#### EXERCISE OBJECTIVE
From the line containing "Extract all readable text from this page." through the last line of the entries, output the text exactly. Pictures stay out.

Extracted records
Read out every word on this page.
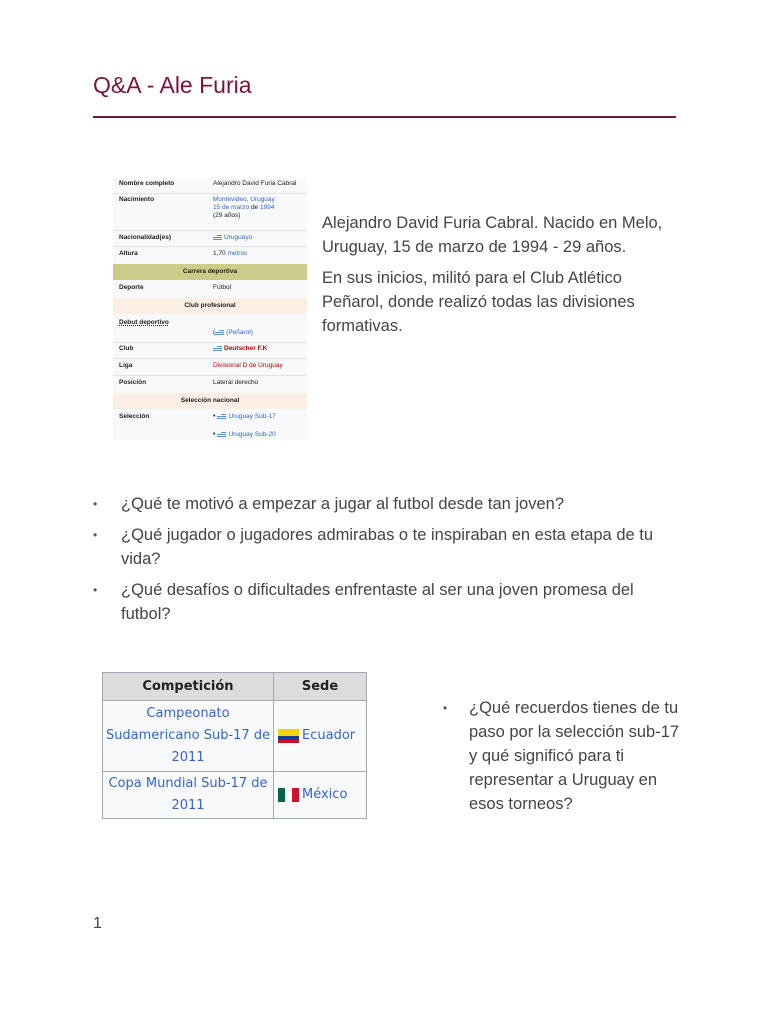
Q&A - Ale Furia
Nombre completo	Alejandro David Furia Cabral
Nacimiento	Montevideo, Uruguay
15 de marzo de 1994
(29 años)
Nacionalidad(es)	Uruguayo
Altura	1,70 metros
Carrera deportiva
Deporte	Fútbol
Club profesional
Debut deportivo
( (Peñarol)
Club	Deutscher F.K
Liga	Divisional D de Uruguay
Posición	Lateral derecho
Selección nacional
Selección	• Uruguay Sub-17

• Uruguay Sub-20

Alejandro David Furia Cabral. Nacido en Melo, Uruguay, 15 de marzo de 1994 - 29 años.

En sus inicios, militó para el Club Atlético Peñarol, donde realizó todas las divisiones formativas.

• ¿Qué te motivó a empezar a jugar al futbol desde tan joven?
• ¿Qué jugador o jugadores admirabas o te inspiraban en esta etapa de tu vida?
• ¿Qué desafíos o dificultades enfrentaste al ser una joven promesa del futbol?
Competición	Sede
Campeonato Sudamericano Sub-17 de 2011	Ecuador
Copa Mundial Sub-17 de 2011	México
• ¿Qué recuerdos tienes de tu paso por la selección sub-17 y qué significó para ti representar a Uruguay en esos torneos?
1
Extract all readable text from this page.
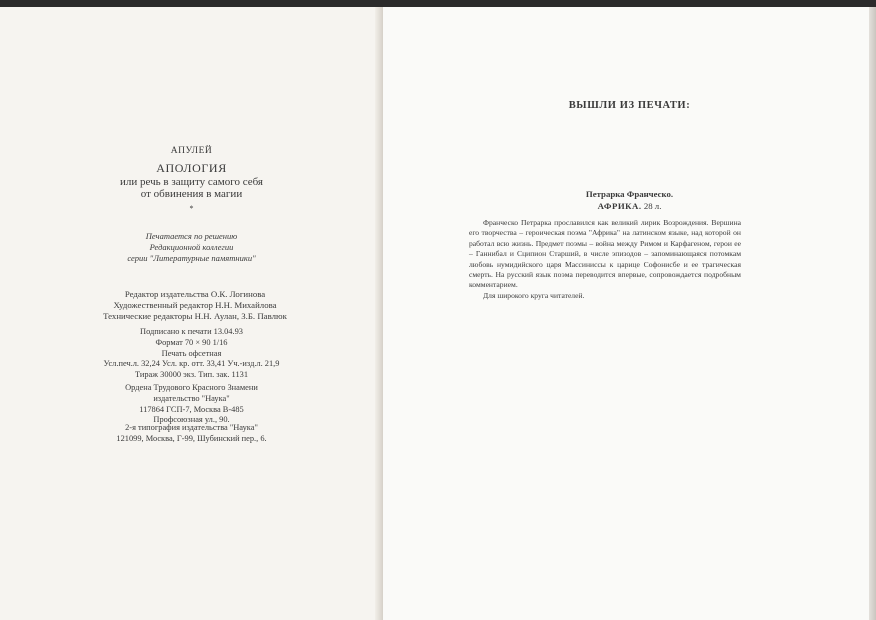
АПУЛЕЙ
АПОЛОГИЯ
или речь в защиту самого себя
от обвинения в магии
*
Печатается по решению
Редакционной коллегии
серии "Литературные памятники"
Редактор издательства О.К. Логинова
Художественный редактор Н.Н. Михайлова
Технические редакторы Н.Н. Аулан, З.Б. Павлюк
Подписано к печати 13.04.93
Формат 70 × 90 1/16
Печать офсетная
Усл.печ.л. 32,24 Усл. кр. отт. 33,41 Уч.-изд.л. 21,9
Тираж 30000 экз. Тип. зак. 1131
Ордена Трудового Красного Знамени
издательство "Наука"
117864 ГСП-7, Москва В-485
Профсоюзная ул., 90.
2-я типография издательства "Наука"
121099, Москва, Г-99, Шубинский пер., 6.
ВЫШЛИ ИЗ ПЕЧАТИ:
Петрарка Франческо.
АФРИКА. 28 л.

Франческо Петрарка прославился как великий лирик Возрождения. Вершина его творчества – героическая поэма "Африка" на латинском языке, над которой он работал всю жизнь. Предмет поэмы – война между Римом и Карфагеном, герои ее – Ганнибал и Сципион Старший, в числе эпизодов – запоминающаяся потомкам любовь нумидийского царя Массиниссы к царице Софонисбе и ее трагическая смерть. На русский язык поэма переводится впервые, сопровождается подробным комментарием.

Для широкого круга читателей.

#### OUTPUT BELOW
Extract all readable text from this page.
АПУЛЕЙ
АПОЛОГИЯ
или речь в защиту самого себя
от обвинения в магии
*
Печатается по решению
Редакционной коллегии
серии "Литературные памятники"
Редактор издательства О.К. Логинова
Художественный редактор Н.Н. Михайлова
Технические редакторы Н.Н. Аулан, З.Б. Павлюк
Подписано к печати 13.04.93
Формат 70 × 90 1/16
Печать офсетная
Усл.печ.л. 32,24 Усл. кр. отт. 33,41 Уч.-изд.л. 21,9
Тираж 30000 экз. Тип. зак. 1131
Ордена Трудового Красного Знамени
издательство "Наука"
117864 ГСП-7, Москва В-485
Профсоюзная ул., 90.
2-я типография издательства "Наука"
121099, Москва, Г-99, Шубинский пер., 6.
ВЫШЛИ ИЗ ПЕЧАТИ:
Петрарка Франческо.
АФРИКА. 28 л.

Франческо Петрарка прославился как великий лирик Возрождения. Вершина его творчества – героическая поэма "Африка" на латинском языке, над которой он работал всю жизнь. Предмет поэмы – война между Римом и Карфагеном, герои ее – Ганнибал и Сципион Старший, в числе эпизодов – запоминающаяся потомкам любовь нумидийского царя Массиниссы к царице Софонисбе и ее трагическая смерть. На русский язык поэма переводится впервые, сопровождается подробным комментарием.

Для широкого круга читателей.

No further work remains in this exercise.